Problem: Write out the data below in full, unchanged, minus the images.

(Figure content listings)
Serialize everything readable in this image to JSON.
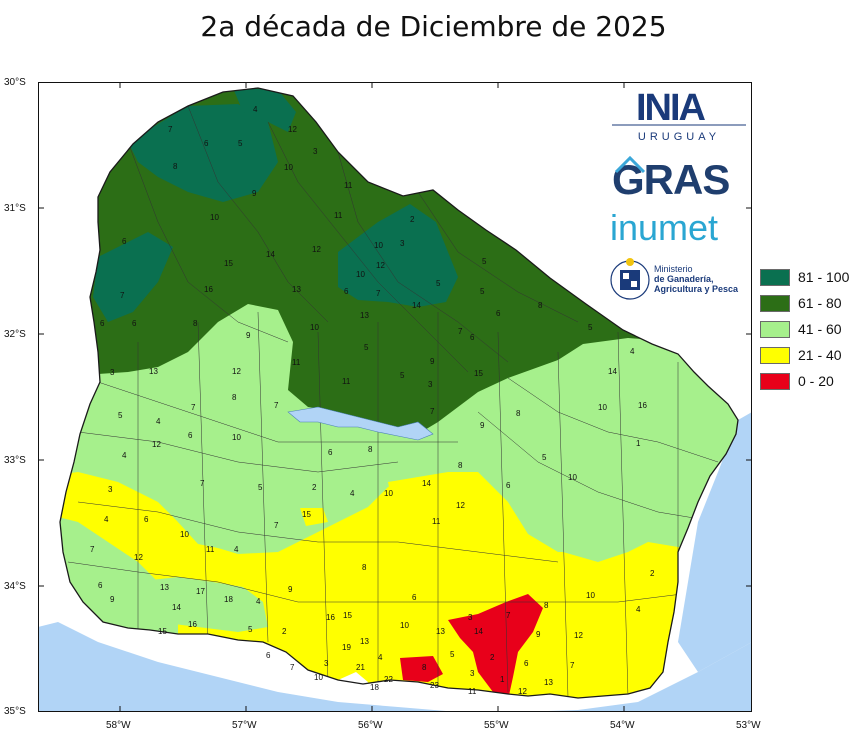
{
  "title": "2a década de Diciembre de 2025",
  "axes": {
    "lat_labels": [
      "30°S",
      "31°S",
      "32°S",
      "33°S",
      "34°S",
      "35°S"
    ],
    "lon_labels": [
      "58°W",
      "57°W",
      "56°W",
      "55°W",
      "54°W",
      "53°W"
    ]
  },
  "legend": {
    "items": [
      {
        "label": "81 - 100",
        "color": "#0a7050"
      },
      {
        "label": "61 - 80",
        "color": "#2c6e16"
      },
      {
        "label": "41 - 60",
        "color": "#a6f08c"
      },
      {
        "label": "21 - 40",
        "color": "#ffff00"
      },
      {
        "label": "0 - 20",
        "color": "#e8001a"
      }
    ]
  },
  "logos": {
    "inia_text": "INIA",
    "inia_sub": "URUGUAY",
    "gras": "GRAS",
    "inumet": "inumet",
    "ministerio": [
      "Ministerio",
      "de Ganadería,",
      "Agricultura y Pesca"
    ]
  },
  "colors": {
    "water": "#b1d4f6",
    "outside": "#ffffff",
    "border": "#1a1a1a"
  },
  "zone_labels": [
    "4",
    "12",
    "5",
    "6",
    "7",
    "8",
    "3",
    "10",
    "9",
    "11",
    "2",
    "13",
    "14",
    "15",
    "16",
    "17",
    "18",
    "19",
    "21",
    "22",
    "23",
    "1"
  ]
}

Solution for this task:
Serialize everything readable in this image to JSON.
{
  "title": "2a década de Diciembre de 2025",
  "axes": {
    "lat_labels": [
      "30°S",
      "31°S",
      "32°S",
      "33°S",
      "34°S",
      "35°S"
    ],
    "lon_labels": [
      "58°W",
      "57°W",
      "56°W",
      "55°W",
      "54°W",
      "53°W"
    ]
  },
  "legend": {
    "items": [
      {
        "label": "81 - 100",
        "color": "#0a7050"
      },
      {
        "label": "61 - 80",
        "color": "#2c6e16"
      },
      {
        "label": "41 - 60",
        "color": "#a6f08c"
      },
      {
        "label": "21 - 40",
        "color": "#ffff00"
      },
      {
        "label": "0 - 20",
        "color": "#e8001a"
      }
    ]
  },
  "logos": {
    "inia_text": "INIA",
    "inia_sub": "URUGUAY",
    "gras": "GRAS",
    "inumet": "inumet",
    "ministerio": [
      "Ministerio",
      "de Ganadería,",
      "Agricultura y Pesca"
    ]
  },
  "colors": {
    "water": "#b1d4f6",
    "outside": "#ffffff",
    "border": "#1a1a1a"
  },
  "zone_labels": [
    "4",
    "12",
    "5",
    "6",
    "7",
    "8",
    "3",
    "10",
    "9",
    "11",
    "2",
    "13",
    "14",
    "15",
    "16",
    "17",
    "18",
    "19",
    "21",
    "22",
    "23",
    "1"
  ]
}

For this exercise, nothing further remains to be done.